## What is expected
For every line in the data below that contains "right", copy the line.

------

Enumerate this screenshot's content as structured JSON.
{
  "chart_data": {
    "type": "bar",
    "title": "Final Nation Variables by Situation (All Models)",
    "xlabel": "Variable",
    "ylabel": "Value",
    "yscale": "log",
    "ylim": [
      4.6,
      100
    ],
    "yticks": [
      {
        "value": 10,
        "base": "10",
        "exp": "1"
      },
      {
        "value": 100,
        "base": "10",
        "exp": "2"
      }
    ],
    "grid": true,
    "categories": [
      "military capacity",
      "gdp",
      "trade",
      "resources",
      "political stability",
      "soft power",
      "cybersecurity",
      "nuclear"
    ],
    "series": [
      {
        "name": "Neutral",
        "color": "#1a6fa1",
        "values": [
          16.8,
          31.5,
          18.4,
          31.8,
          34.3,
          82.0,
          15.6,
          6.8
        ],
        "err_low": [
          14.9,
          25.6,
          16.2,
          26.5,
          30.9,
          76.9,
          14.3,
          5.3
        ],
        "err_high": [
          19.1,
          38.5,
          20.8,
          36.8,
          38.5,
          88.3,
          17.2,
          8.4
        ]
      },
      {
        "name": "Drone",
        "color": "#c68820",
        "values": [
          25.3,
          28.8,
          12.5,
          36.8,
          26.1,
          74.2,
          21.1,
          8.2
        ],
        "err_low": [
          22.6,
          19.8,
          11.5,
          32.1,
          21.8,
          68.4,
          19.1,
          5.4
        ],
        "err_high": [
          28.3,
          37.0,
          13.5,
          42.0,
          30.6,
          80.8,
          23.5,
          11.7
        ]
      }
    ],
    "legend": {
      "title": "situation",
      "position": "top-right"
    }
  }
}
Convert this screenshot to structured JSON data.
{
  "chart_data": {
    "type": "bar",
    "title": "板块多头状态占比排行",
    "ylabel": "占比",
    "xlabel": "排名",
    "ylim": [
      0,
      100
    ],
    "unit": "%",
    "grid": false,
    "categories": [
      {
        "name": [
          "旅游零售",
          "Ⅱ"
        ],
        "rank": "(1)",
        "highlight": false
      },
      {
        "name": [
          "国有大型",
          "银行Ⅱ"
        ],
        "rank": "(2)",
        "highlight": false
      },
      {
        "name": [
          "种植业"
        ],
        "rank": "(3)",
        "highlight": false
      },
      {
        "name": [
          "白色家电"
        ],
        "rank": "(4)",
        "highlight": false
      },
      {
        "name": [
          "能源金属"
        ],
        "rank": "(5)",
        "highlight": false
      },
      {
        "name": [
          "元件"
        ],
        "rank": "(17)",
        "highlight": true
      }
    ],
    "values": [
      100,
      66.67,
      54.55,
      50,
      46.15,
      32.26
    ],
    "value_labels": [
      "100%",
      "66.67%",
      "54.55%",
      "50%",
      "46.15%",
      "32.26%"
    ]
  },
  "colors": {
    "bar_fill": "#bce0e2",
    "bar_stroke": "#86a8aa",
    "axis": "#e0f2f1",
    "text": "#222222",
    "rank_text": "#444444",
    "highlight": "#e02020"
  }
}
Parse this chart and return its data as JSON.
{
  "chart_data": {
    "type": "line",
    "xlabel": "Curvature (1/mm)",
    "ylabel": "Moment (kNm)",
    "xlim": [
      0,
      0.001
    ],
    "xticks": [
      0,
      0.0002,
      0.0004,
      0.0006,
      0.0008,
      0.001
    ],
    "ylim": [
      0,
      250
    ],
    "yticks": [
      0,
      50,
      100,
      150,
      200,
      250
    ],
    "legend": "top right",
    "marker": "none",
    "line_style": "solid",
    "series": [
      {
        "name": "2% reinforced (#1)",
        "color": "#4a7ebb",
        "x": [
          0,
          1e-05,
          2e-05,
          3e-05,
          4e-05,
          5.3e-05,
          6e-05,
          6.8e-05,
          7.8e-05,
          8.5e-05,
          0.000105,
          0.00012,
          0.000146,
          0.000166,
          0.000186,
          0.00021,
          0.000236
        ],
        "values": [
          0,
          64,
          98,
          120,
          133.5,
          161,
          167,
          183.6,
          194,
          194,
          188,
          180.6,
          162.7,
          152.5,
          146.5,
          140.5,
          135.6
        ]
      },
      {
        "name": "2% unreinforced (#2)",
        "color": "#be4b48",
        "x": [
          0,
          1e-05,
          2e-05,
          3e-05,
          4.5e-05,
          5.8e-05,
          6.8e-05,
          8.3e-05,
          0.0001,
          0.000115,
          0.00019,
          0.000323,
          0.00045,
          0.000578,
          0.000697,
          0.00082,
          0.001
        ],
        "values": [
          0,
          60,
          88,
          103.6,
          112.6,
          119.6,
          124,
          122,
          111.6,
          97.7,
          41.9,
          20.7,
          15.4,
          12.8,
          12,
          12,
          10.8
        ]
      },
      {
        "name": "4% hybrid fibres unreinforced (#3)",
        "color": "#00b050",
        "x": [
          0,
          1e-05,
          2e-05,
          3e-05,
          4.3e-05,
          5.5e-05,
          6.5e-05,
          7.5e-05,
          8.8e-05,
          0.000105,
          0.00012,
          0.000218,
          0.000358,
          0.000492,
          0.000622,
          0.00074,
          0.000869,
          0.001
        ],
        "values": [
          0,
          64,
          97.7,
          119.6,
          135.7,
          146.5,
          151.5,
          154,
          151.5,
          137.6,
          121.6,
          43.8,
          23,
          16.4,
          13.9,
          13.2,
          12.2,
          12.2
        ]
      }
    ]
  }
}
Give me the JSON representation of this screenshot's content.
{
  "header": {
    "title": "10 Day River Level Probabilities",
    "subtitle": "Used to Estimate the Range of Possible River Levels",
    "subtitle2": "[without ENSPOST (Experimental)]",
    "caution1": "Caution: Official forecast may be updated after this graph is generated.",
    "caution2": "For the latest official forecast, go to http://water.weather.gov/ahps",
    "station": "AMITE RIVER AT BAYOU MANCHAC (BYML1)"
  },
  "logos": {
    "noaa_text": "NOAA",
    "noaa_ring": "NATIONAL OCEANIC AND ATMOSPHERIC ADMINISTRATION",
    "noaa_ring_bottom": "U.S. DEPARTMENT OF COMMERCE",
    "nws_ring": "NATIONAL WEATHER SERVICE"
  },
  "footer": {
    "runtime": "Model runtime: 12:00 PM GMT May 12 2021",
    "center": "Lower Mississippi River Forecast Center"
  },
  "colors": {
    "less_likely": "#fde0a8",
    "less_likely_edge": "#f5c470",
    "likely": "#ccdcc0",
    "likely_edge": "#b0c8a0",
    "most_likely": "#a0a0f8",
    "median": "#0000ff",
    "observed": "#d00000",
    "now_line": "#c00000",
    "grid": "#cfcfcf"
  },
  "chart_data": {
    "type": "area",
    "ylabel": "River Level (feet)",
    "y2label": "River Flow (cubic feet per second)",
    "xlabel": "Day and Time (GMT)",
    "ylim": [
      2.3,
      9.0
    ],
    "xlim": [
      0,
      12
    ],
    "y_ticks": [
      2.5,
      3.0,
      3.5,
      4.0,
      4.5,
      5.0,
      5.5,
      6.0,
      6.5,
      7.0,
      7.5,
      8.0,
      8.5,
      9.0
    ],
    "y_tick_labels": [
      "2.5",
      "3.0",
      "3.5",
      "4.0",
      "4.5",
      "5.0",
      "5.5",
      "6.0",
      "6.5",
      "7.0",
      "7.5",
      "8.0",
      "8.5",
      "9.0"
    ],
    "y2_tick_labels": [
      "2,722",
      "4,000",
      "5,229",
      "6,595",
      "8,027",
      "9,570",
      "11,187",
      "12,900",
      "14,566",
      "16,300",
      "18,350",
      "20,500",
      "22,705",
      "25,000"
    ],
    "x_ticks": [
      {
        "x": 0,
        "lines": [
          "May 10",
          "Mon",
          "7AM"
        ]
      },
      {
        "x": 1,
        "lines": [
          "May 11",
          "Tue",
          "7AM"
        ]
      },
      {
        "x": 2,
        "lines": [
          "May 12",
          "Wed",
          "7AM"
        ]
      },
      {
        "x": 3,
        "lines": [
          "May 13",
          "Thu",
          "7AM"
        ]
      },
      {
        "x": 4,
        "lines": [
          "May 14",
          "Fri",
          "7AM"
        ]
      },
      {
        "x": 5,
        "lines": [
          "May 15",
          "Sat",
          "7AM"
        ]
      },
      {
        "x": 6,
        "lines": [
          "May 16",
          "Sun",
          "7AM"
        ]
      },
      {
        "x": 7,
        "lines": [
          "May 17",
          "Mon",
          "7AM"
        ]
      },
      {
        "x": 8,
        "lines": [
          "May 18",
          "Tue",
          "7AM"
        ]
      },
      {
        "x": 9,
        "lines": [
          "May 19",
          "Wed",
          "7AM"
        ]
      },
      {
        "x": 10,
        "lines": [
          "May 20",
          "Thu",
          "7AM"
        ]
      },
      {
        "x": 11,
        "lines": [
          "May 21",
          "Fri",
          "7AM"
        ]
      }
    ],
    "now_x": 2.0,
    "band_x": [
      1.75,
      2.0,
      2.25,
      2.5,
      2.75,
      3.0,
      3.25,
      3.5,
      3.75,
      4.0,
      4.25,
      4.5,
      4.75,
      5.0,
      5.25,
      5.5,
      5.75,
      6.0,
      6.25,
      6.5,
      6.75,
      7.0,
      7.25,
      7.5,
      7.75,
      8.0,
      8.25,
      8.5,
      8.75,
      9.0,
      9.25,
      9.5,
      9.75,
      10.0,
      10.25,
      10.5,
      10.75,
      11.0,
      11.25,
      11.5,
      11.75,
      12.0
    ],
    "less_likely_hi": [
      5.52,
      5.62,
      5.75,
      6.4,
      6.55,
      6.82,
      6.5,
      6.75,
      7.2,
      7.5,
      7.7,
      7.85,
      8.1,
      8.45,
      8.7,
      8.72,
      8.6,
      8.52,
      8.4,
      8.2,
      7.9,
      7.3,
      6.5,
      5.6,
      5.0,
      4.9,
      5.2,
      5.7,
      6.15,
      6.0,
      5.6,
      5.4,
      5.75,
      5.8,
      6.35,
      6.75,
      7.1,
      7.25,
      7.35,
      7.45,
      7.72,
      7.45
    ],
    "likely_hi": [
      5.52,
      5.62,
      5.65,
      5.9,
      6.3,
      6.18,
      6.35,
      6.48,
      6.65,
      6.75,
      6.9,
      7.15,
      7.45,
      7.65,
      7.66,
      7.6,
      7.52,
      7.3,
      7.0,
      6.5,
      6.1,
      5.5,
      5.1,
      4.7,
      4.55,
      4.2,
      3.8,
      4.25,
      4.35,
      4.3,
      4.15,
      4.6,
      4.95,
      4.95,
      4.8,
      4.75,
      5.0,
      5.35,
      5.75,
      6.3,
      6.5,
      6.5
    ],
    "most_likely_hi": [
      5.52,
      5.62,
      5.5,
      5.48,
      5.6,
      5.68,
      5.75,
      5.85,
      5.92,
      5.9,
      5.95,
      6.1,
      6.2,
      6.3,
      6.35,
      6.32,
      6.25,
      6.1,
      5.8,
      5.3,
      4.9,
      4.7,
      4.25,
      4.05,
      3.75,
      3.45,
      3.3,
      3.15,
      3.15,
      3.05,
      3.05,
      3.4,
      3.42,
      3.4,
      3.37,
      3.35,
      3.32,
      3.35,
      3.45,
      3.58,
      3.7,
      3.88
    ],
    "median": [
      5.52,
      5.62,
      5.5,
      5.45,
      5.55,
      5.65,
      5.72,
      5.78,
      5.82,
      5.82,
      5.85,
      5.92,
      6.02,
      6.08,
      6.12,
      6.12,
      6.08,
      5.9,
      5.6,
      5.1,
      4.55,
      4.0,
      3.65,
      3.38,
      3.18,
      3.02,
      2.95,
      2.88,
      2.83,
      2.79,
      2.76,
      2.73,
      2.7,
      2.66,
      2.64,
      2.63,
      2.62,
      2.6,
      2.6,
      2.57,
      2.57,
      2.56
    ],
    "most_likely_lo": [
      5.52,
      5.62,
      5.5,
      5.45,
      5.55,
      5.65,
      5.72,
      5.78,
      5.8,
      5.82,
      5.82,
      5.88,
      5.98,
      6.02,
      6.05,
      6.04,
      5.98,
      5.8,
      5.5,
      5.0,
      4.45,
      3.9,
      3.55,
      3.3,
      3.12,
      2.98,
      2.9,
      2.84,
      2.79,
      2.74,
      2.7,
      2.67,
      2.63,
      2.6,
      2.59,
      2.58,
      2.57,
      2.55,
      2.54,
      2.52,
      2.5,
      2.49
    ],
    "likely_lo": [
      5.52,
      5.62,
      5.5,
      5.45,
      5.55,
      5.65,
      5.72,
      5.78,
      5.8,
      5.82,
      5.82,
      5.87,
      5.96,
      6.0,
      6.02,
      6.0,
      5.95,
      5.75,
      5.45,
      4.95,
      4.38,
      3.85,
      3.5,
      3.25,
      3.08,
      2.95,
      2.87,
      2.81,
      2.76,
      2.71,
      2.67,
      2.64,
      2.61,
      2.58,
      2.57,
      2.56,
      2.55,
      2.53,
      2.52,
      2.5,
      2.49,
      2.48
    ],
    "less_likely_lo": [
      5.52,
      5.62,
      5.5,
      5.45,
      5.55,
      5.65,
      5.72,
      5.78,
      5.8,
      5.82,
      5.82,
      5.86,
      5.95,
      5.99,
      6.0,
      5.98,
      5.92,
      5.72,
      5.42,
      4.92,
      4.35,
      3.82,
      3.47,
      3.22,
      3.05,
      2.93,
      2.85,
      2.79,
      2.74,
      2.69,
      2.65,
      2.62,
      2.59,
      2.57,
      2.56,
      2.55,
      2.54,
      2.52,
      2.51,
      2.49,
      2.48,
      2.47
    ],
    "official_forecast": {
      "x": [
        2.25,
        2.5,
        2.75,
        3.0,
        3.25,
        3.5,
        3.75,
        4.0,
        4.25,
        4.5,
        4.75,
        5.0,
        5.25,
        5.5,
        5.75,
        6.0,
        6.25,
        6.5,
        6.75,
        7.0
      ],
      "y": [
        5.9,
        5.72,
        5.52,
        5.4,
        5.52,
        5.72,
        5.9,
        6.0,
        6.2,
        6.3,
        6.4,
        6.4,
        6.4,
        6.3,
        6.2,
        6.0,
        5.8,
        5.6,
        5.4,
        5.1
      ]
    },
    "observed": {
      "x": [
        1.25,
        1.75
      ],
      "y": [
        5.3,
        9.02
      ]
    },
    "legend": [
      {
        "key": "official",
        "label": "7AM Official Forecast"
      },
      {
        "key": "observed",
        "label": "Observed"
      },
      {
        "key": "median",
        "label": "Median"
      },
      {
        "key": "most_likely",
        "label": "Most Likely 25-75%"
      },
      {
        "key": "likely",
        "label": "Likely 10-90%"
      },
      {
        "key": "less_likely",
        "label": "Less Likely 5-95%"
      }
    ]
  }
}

------

## Task output
      "position": "top-right"
    "legend": "top right",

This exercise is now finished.